WHAT THE TASK REQUIRES:
Scan the listing below. Report each line that includes "data".

☆ ☆ ☆ ☆

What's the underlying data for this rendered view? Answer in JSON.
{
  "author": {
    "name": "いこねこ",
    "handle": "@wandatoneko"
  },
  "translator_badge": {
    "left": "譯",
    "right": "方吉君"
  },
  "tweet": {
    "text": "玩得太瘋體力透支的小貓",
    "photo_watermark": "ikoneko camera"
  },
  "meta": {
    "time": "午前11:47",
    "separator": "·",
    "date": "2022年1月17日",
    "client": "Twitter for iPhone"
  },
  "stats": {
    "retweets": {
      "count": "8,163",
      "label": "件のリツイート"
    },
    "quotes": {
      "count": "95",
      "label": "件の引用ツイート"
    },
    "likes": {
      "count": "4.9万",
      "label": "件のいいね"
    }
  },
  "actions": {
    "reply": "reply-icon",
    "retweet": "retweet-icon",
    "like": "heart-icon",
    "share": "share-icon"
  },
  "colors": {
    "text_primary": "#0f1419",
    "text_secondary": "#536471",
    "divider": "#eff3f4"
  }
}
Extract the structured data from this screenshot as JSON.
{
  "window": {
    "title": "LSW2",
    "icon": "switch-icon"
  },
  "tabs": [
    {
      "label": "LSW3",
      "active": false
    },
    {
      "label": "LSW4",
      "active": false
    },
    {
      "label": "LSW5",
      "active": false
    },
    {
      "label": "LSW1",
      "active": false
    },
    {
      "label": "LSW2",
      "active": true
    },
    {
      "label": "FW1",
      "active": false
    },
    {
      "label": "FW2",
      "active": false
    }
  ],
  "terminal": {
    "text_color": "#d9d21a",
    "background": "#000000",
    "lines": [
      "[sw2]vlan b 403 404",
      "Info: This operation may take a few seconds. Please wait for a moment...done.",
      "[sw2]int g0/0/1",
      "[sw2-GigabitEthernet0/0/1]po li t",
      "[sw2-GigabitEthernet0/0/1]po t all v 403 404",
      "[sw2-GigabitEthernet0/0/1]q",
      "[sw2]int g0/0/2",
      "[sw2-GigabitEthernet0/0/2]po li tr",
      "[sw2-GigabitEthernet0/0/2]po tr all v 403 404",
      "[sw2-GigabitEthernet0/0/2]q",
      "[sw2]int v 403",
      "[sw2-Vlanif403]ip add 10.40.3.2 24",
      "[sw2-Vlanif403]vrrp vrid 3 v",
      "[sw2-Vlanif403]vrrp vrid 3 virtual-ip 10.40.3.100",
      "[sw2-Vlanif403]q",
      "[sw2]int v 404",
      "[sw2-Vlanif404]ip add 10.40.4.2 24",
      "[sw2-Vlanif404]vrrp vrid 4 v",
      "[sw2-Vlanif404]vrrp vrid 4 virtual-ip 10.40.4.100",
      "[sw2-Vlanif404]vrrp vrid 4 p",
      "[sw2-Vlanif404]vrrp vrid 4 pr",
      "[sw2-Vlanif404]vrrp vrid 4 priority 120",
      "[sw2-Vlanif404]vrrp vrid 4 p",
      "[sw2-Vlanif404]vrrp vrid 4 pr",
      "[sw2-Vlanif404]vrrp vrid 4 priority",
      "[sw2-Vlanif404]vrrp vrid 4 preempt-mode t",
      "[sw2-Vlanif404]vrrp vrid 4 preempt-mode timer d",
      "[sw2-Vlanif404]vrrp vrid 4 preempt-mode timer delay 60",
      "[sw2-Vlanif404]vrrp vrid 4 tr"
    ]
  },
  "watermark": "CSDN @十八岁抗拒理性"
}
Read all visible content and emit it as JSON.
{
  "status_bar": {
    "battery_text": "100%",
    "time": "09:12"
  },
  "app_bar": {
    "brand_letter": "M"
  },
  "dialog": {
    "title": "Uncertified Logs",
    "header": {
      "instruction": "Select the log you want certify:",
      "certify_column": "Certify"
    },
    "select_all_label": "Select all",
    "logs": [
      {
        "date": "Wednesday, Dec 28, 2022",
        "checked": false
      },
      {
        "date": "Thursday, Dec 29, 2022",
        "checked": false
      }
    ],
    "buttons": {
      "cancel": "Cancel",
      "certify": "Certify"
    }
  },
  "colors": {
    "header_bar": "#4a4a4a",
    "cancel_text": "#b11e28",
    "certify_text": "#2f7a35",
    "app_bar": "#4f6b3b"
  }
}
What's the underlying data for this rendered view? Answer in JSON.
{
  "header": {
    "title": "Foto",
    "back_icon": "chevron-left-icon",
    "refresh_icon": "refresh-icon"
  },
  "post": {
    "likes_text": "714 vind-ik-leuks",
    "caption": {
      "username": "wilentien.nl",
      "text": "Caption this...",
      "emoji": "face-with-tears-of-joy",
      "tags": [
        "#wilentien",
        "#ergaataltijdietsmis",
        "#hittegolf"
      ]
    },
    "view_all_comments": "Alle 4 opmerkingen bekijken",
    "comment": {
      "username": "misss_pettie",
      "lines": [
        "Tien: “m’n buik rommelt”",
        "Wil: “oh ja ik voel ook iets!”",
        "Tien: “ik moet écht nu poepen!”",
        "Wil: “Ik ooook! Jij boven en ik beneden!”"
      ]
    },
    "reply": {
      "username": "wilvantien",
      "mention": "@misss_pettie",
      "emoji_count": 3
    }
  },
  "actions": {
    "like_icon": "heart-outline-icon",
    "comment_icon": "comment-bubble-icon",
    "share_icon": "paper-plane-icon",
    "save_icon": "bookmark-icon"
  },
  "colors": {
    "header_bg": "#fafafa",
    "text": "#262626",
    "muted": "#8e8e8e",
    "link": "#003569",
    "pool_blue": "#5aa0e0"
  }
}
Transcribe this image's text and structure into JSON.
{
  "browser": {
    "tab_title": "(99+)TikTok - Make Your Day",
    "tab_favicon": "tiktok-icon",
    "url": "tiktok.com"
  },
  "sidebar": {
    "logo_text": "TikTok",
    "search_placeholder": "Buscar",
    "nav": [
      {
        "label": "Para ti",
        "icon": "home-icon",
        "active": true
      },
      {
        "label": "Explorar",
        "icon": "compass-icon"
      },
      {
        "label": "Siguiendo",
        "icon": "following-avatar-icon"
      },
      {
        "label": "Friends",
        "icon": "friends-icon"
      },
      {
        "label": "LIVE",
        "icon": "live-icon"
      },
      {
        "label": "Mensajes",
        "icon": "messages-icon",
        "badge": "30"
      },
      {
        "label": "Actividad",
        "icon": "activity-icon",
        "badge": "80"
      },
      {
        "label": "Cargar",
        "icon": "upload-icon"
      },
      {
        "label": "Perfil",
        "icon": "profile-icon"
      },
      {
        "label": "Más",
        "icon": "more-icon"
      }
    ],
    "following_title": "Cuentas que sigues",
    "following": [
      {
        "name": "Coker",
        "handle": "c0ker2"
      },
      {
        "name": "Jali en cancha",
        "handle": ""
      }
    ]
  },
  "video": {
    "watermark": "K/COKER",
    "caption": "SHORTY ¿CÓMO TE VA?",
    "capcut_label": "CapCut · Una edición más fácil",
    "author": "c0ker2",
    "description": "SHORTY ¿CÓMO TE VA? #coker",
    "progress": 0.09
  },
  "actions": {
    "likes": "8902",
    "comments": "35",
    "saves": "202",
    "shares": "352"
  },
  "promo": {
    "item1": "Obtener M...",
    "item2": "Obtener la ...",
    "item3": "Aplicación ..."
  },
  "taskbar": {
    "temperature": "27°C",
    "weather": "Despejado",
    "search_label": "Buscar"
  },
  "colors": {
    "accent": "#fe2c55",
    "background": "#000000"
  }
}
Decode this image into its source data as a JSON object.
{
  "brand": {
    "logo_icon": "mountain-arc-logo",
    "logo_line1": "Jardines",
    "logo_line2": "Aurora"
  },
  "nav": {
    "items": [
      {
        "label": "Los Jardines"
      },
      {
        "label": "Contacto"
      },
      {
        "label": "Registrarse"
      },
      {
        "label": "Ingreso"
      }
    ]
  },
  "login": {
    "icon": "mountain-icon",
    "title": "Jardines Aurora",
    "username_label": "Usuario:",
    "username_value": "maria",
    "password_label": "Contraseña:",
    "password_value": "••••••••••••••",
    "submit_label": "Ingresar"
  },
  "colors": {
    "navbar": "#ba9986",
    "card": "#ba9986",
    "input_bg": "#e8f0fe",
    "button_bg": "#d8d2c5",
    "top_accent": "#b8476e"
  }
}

☆ ☆ ☆ ☆

TASK RESULT:
What's the underlying data for this rendered view? Answer in JSON.
Extract the structured data from this screenshot as JSON.
What's the underlying data for this rendered view? Answer in JSON.
Decode this image into its source data as a JSON object.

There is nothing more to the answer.